* **The exercise**: Verbatim output of all the material below is required.

(Dataset entries)
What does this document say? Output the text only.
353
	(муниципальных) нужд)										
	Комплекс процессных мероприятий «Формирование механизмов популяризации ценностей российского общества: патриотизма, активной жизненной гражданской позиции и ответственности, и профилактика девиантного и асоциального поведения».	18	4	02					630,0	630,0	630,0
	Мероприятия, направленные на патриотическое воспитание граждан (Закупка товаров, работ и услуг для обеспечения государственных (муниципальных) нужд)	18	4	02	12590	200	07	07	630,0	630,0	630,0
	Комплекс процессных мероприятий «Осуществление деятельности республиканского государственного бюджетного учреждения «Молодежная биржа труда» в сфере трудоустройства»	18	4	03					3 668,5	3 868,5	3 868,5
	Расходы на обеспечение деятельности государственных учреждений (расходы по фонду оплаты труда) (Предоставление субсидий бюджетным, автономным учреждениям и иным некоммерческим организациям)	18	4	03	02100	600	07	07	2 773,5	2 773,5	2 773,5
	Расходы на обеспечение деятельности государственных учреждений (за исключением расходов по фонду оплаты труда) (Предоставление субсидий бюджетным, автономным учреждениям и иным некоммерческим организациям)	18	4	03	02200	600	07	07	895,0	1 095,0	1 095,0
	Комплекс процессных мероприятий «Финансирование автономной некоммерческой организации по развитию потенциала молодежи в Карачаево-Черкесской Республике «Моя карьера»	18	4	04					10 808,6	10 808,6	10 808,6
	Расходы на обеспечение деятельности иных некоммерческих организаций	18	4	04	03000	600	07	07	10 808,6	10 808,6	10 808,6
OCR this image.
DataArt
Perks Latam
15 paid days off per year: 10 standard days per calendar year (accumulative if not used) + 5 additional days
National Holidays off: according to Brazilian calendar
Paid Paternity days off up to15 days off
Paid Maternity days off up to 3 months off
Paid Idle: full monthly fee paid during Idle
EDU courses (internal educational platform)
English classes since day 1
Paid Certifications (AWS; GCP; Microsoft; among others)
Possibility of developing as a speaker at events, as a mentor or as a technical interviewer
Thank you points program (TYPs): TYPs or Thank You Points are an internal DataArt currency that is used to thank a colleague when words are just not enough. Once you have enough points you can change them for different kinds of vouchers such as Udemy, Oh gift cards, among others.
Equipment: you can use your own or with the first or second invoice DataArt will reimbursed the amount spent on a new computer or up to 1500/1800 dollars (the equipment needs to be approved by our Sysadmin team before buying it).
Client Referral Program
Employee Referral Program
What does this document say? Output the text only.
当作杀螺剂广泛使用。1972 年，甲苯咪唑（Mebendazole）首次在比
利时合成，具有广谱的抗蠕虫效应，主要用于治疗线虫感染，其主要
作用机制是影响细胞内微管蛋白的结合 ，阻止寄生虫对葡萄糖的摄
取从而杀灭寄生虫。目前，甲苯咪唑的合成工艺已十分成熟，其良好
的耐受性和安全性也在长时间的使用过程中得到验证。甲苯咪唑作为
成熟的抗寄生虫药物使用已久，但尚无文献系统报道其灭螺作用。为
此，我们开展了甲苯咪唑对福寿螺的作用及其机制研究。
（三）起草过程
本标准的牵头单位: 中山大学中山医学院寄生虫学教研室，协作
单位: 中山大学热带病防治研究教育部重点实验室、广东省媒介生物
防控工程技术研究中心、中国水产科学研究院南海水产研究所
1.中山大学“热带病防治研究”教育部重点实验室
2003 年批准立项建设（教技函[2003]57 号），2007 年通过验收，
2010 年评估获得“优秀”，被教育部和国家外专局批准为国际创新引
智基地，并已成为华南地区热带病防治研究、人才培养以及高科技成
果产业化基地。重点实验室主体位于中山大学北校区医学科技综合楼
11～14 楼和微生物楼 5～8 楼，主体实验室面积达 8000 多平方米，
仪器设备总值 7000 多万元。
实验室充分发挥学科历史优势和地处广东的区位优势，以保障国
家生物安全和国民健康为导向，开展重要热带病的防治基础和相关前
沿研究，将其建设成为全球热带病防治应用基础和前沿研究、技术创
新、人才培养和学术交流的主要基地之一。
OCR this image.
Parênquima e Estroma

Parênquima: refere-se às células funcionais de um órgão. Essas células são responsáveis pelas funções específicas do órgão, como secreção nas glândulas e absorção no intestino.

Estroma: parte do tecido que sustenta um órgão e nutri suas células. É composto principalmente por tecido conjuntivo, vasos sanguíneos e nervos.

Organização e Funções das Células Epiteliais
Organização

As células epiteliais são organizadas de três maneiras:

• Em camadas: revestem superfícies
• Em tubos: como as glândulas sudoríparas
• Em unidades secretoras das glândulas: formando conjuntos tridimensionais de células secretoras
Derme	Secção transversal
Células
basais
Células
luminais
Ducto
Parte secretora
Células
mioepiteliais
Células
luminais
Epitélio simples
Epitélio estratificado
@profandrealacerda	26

* **Response to the task**:
What does this document say? Output the text only.
353
	(муниципальных) нужд)										
	Комплекс процессных мероприятий «Формирование механизмов популяризации ценностей российского общества: патриотизма, активной жизненной гражданской позиции и ответственности, и профилактика девиантного и асоциального поведения».	18	4	02					630,0	630,0	630,0
	Мероприятия, направленные на патриотическое воспитание граждан (Закупка товаров, работ и услуг для обеспечения государственных (муниципальных) нужд)	18	4	02	12590	200	07	07	630,0	630,0	630,0
	Комплекс процессных мероприятий «Осуществление деятельности республиканского государственного бюджетного учреждения «Молодежная биржа труда» в сфере трудоустройства»	18	4	03					3 668,5	3 868,5	3 868,5
	Расходы на обеспечение деятельности государственных учреждений (расходы по фонду оплаты труда) (Предоставление субсидий бюджетным, автономным учреждениям и иным некоммерческим организациям)	18	4	03	02100	600	07	07	2 773,5	2 773,5	2 773,5
	Расходы на обеспечение деятельности государственных учреждений (за исключением расходов по фонду оплаты труда) (Предоставление субсидий бюджетным, автономным учреждениям и иным некоммерческим организациям)	18	4	03	02200	600	07	07	895,0	1 095,0	1 095,0
	Комплекс процессных мероприятий «Финансирование автономной некоммерческой организации по развитию потенциала молодежи в Карачаево-Черкесской Республике «Моя карьера»	18	4	04					10 808,6	10 808,6	10 808,6
	Расходы на обеспечение деятельности иных некоммерческих организаций	18	4	04	03000	600	07	07	10 808,6	10 808,6	10 808,6
OCR this image.
DataArt
Perks Latam
15 paid days off per year: 10 standard days per calendar year (accumulative if not used) + 5 additional days
National Holidays off: according to Brazilian calendar
Paid Paternity days off up to15 days off
Paid Maternity days off up to 3 months off
Paid Idle: full monthly fee paid during Idle
EDU courses (internal educational platform)
English classes since day 1
Paid Certifications (AWS; GCP; Microsoft; among others)
Possibility of developing as a speaker at events, as a mentor or as a technical interviewer
Thank you points program (TYPs): TYPs or Thank You Points are an internal DataArt currency that is used to thank a colleague when words are just not enough. Once you have enough points you can change them for different kinds of vouchers such as Udemy, Oh gift cards, among others.
Equipment: you can use your own or with the first or second invoice DataArt will reimbursed the amount spent on a new computer or up to 1500/1800 dollars (the equipment needs to be approved by our Sysadmin team before buying it).
Client Referral Program
Employee Referral Program
What does this document say? Output the text only.
当作杀螺剂广泛使用。1972 年，甲苯咪唑（Mebendazole）首次在比
利时合成，具有广谱的抗蠕虫效应，主要用于治疗线虫感染，其主要
作用机制是影响细胞内微管蛋白的结合 ，阻止寄生虫对葡萄糖的摄
取从而杀灭寄生虫。目前，甲苯咪唑的合成工艺已十分成熟，其良好
的耐受性和安全性也在长时间的使用过程中得到验证。甲苯咪唑作为
成熟的抗寄生虫药物使用已久，但尚无文献系统报道其灭螺作用。为
此，我们开展了甲苯咪唑对福寿螺的作用及其机制研究。
（三）起草过程
本标准的牵头单位: 中山大学中山医学院寄生虫学教研室，协作
单位: 中山大学热带病防治研究教育部重点实验室、广东省媒介生物
防控工程技术研究中心、中国水产科学研究院南海水产研究所
1.中山大学“热带病防治研究”教育部重点实验室
2003 年批准立项建设（教技函[2003]57 号），2007 年通过验收，
2010 年评估获得“优秀”，被教育部和国家外专局批准为国际创新引
智基地，并已成为华南地区热带病防治研究、人才培养以及高科技成
果产业化基地。重点实验室主体位于中山大学北校区医学科技综合楼
11～14 楼和微生物楼 5～8 楼，主体实验室面积达 8000 多平方米，
仪器设备总值 7000 多万元。
实验室充分发挥学科历史优势和地处广东的区位优势，以保障国
家生物安全和国民健康为导向，开展重要热带病的防治基础和相关前
沿研究，将其建设成为全球热带病防治应用基础和前沿研究、技术创
新、人才培养和学术交流的主要基地之一。
OCR this image.
Parênquima e Estroma

Parênquima: refere-se às células funcionais de um órgão. Essas células são responsáveis pelas funções específicas do órgão, como secreção nas glândulas e absorção no intestino.

Estroma: parte do tecido que sustenta um órgão e nutri suas células. É composto principalmente por tecido conjuntivo, vasos sanguíneos e nervos.

Organização e Funções das Células Epiteliais
Organização

As células epiteliais são organizadas de três maneiras:

• Em camadas: revestem superfícies
• Em tubos: como as glândulas sudoríparas
• Em unidades secretoras das glândulas: formando conjuntos tridimensionais de células secretoras
Derme	Secção transversal
Células
basais
Células
luminais
Ducto
Parte secretora
Células
mioepiteliais
Células
luminais
Epitélio simples
Epitélio estratificado
@profandrealacerda	26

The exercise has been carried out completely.